Data records:

········

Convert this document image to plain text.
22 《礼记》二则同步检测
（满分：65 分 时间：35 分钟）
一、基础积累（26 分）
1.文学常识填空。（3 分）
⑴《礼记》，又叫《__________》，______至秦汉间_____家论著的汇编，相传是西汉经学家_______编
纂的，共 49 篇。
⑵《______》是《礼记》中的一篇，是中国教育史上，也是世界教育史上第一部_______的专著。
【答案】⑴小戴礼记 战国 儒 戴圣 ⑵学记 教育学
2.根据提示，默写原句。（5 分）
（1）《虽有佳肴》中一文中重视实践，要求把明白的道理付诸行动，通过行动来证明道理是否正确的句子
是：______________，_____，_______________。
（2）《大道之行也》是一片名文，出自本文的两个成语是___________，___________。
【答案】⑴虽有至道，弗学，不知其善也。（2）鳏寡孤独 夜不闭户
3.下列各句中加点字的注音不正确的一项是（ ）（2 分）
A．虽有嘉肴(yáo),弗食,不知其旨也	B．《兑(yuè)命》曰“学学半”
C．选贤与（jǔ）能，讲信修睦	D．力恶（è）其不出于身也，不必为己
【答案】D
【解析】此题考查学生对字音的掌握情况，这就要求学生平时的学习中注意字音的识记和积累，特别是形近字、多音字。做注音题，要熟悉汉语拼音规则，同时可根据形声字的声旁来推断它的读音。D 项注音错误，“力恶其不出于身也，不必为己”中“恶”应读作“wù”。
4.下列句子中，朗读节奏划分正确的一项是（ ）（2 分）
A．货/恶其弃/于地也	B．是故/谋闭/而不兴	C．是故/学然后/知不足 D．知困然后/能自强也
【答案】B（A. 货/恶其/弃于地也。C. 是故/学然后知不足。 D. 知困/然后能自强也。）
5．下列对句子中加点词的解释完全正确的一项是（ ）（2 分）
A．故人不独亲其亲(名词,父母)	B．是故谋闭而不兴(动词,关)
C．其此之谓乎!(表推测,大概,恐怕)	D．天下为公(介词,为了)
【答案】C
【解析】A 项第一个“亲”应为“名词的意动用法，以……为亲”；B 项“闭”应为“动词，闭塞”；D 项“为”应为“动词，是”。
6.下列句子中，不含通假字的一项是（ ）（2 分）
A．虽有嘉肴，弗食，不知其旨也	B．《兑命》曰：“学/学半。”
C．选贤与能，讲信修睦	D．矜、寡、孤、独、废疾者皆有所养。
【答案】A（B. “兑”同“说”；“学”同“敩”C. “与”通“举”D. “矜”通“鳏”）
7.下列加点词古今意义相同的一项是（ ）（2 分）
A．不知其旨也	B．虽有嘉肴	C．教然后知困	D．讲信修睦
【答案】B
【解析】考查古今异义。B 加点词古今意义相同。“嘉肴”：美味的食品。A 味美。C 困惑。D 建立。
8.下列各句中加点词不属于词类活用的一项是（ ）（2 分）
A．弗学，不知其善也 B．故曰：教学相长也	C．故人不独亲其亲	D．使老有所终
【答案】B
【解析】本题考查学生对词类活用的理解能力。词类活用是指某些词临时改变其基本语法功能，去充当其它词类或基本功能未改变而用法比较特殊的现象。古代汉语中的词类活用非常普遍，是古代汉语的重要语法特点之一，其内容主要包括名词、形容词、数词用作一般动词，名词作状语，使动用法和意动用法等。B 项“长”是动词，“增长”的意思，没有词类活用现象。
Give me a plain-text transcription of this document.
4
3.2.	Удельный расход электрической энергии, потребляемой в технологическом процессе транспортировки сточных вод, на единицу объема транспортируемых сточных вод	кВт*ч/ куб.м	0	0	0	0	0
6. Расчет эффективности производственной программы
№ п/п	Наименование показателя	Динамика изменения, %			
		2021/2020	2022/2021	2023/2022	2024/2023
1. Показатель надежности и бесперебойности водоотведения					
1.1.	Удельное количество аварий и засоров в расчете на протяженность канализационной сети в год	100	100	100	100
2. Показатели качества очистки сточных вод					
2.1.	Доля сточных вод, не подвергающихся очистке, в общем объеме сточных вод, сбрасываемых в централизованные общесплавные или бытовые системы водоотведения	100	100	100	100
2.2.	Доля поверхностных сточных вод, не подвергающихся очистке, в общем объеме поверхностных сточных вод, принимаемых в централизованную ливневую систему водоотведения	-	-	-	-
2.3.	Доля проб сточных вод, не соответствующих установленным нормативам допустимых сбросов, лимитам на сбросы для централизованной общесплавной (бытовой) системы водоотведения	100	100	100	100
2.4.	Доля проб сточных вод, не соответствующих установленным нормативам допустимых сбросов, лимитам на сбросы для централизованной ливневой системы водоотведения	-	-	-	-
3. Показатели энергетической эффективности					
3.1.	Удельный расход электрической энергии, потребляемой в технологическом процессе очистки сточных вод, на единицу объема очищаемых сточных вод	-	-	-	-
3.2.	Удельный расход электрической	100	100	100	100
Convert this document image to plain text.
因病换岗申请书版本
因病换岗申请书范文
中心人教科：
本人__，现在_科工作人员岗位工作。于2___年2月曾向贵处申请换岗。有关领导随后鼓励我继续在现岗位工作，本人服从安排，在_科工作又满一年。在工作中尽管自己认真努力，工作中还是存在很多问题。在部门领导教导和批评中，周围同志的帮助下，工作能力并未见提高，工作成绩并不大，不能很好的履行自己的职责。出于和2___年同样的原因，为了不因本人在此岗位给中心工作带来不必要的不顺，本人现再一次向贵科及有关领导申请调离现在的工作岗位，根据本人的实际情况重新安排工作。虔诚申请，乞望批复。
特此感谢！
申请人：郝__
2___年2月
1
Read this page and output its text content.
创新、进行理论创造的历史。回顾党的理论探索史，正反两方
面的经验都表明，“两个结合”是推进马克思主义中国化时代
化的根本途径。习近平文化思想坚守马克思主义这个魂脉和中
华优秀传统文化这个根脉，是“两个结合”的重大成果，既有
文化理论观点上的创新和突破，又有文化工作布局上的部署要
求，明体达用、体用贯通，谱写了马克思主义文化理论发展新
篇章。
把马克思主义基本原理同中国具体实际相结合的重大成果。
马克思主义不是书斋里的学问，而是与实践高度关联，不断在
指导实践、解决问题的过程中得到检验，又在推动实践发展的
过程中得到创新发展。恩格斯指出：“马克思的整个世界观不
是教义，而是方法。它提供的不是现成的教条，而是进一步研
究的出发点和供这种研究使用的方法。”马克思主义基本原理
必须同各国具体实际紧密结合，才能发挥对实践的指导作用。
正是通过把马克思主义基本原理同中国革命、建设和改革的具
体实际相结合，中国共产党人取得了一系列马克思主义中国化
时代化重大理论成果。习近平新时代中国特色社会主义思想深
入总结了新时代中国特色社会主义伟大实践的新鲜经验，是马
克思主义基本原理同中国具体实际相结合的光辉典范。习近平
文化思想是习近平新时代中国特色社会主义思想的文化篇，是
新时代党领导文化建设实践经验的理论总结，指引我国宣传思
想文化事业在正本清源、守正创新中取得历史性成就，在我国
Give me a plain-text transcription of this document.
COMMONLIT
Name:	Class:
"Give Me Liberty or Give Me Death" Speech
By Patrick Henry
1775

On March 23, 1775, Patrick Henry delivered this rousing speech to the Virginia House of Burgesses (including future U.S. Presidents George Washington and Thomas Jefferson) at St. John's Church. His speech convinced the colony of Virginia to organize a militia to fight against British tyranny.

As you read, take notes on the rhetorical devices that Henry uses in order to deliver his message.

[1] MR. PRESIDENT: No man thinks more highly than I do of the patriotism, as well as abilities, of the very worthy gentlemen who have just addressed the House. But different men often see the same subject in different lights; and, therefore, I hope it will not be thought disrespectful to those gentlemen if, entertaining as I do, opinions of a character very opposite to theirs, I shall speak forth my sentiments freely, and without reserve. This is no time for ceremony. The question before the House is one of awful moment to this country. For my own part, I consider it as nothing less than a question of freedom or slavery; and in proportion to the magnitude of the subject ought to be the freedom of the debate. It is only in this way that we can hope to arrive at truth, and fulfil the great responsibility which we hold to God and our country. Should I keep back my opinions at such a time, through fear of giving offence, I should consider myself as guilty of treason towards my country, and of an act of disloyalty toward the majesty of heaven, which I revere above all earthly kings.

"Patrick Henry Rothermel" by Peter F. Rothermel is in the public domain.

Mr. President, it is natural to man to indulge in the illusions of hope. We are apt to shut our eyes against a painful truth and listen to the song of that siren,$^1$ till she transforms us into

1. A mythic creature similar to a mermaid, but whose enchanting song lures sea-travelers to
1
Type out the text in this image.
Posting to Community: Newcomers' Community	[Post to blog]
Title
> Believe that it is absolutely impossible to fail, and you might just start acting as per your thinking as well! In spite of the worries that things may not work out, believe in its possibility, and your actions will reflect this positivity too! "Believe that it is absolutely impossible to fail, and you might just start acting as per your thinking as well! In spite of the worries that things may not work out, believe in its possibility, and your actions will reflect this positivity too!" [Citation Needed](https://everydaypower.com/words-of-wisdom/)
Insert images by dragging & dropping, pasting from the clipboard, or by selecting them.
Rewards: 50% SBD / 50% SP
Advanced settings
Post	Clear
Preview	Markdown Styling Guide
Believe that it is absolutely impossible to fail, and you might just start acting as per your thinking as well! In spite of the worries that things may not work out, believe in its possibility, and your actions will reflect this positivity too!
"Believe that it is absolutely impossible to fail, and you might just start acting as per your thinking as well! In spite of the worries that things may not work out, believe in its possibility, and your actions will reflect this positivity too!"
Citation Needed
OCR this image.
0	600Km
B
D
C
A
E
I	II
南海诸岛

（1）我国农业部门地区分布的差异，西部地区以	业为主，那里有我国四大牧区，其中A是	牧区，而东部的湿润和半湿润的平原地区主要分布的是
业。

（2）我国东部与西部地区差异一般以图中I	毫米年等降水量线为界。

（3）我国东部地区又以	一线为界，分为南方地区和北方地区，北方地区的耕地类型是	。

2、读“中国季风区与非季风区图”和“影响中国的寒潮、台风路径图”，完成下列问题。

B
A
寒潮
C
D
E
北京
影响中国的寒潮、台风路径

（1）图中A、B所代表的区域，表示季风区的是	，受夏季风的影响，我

········

* Written problem
Locate the word "Henry" in the data above. Copy every line carrying it.

* Result of the task
By Patrick Henry
On March 23, 1775, Patrick Henry delivered this rousing speech to the Virginia House of Burgesses (including future U.S. Presidents George Washington and Thomas Jefferson) at St. John's Church. His speech convinced the colony of Virginia to organize a militia to fight against British tyranny.
As you read, take notes on the rhetorical devices that Henry uses in order to deliver his message.
"Patrick Henry Rothermel" by Peter F. Rothermel is in the public domain.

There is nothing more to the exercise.